# Ground Venison Jerky



## big-guy (Oct 19, 2010)

grinding some semi frozen venison

   

getting ready to shoot with my jerky cannon

 

shoot onto the smoker racks, note I have a fine screen on the rack

 

all into the smoker @ 150F with maple smoke until its as dry as you like it. 4 hrs for this batch

 

all smoked  and removing from rack to be packaged

 

all done


----------



## mballi3011 (Oct 19, 2010)

Now you have done some good looking jerky . You say that you smoked it for 4 hours with maple. Now what kind of seasoning did you use if any???


----------



## eman (Oct 19, 2010)

Damn ,That's some fine looking jerky.

When using that big caulking gun and ground meat does it come out more like pemican or hard jerky???


----------



## big-guy (Oct 19, 2010)

mballi3011 said:


> Now you have done some good looking jerky . You say that you smoked it for 4 hours with maple. Now what kind of seasoning did you use if any???


I used a Teriaki jerky mix from the Sausage maker.

Eman: I like my jerky a little chewy, if you smoke/dry it longer you can make it brittle, every smoker will be different you just have to play with your set up.


----------



## eman (Oct 19, 2010)

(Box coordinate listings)

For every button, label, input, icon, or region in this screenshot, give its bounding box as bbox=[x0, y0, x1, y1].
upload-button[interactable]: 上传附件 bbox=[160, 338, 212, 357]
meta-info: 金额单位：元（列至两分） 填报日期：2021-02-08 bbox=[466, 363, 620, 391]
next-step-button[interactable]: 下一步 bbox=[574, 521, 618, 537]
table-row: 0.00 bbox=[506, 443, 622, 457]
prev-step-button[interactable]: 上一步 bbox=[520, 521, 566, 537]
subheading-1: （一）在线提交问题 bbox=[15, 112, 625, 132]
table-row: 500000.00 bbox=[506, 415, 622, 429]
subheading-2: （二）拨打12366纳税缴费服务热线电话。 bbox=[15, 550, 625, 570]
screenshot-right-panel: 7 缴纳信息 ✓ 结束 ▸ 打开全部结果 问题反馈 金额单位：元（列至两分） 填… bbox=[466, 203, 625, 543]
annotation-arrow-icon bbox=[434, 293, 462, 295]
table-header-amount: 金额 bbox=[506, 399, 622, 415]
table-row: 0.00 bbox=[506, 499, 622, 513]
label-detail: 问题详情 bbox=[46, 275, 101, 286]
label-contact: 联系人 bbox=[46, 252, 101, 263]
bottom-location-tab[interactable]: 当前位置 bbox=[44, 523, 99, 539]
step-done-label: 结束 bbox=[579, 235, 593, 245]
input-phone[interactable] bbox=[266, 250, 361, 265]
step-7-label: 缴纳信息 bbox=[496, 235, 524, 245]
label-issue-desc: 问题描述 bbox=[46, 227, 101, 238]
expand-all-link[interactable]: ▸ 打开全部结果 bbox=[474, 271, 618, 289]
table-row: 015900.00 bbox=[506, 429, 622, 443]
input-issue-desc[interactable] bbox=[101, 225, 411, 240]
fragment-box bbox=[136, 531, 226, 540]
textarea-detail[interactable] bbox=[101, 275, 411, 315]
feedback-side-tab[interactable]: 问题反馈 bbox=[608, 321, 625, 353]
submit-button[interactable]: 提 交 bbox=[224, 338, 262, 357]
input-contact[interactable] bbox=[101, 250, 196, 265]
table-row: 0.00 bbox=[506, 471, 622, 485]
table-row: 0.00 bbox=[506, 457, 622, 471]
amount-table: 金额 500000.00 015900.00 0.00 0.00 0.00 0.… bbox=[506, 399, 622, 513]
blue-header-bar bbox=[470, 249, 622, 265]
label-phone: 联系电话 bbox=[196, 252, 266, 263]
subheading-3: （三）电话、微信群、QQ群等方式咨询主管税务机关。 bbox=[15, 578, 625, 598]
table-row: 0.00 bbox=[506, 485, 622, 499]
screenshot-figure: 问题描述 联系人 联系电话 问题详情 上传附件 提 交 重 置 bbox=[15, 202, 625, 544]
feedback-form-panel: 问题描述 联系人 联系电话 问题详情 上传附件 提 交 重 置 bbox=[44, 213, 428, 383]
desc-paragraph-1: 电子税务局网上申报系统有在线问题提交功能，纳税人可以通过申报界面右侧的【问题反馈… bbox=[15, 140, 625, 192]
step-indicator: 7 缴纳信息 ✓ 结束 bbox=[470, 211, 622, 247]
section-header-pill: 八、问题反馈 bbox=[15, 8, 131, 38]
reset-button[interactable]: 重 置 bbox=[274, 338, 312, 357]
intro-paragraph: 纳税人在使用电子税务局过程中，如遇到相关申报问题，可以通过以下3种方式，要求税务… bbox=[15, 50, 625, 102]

Requirements:
In the ground venison jerky thread above, at what temperature and with what smoke did big-guy smoke the jerky?

Answer in full:
At 150F with maple smoke.